Each entry below must be repeated exactly, with pictures left out.
○ ○ ○ ○ ○
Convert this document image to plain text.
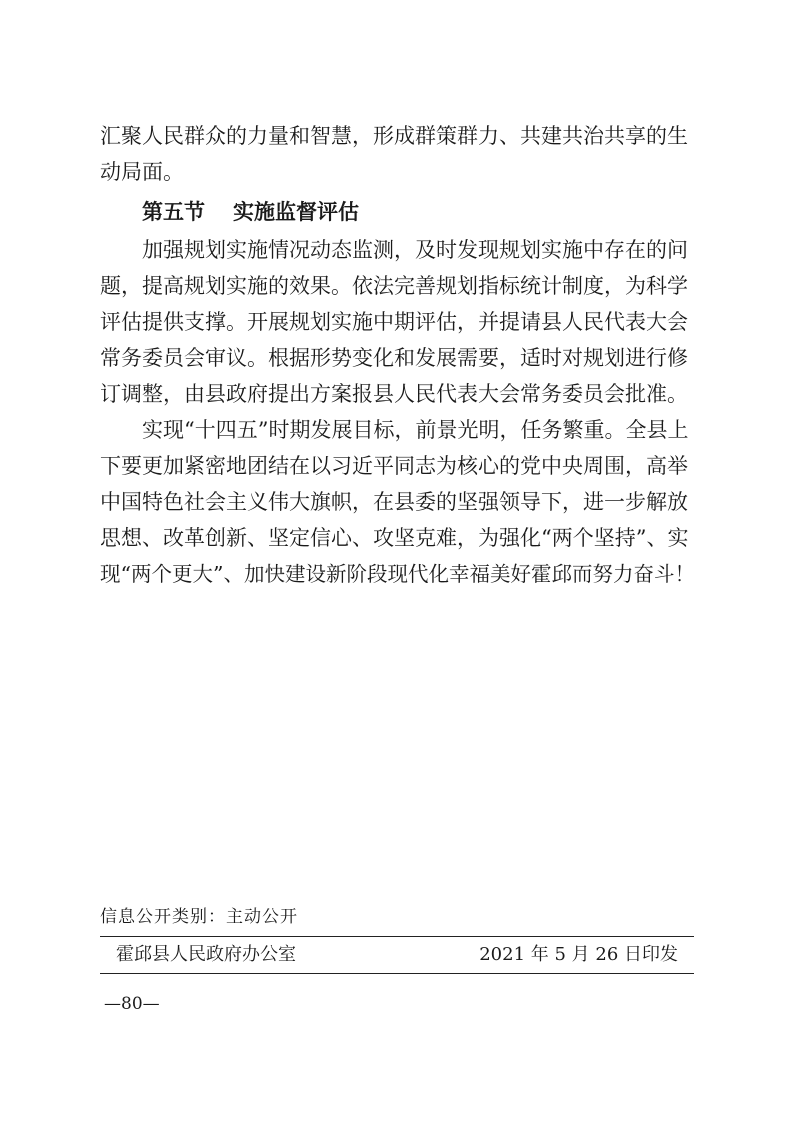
汇聚人民群众的力量和智慧，形成群策群力、共建共治共享的生
动局面。
第五节 实施监督评估
加强规划实施情况动态监测，及时发现规划实施中存在的问
题，提高规划实施的效果。依法完善规划指标统计制度，为科学
评估提供支撑。开展规划实施中期评估，并提请县人民代表大会
常务委员会审议。根据形势变化和发展需要，适时对规划进行修
订调整，由县政府提出方案报县人民代表大会常务委员会批准。
实现“十四五”时期发展目标，前景光明，任务繁重。全县上
下要更加紧密地团结在以习近平同志为核心的党中央周围，高举
中国特色社会主义伟大旗帜，在县委的坚强领导下，进一步解放
思想、改革创新、坚定信心、攻坚克难，为强化“两个坚持”、实
现“两个更大”、加快建设新阶段现代化幸福美好霍邱而努力奋斗！
信息公开类别：主动公开
霍邱县人民政府办公室	2021 年 5 月 26 日印发
—80—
○ ○ ○ ○ ○
▶ **Written answer**
Convert this document image to plain text.
汇聚人民群众的力量和智慧，形成群策群力、共建共治共享的生
动局面。
第五节 实施监督评估
加强规划实施情况动态监测，及时发现规划实施中存在的问
题，提高规划实施的效果。依法完善规划指标统计制度，为科学
评估提供支撑。开展规划实施中期评估，并提请县人民代表大会
常务委员会审议。根据形势变化和发展需要，适时对规划进行修
订调整，由县政府提出方案报县人民代表大会常务委员会批准。
实现“十四五”时期发展目标，前景光明，任务繁重。全县上
下要更加紧密地团结在以习近平同志为核心的党中央周围，高举
中国特色社会主义伟大旗帜，在县委的坚强领导下，进一步解放
思想、改革创新、坚定信心、攻坚克难，为强化“两个坚持”、实
现“两个更大”、加快建设新阶段现代化幸福美好霍邱而努力奋斗！
信息公开类别：主动公开
霍邱县人民政府办公室	2021 年 5 月 26 日印发
—80—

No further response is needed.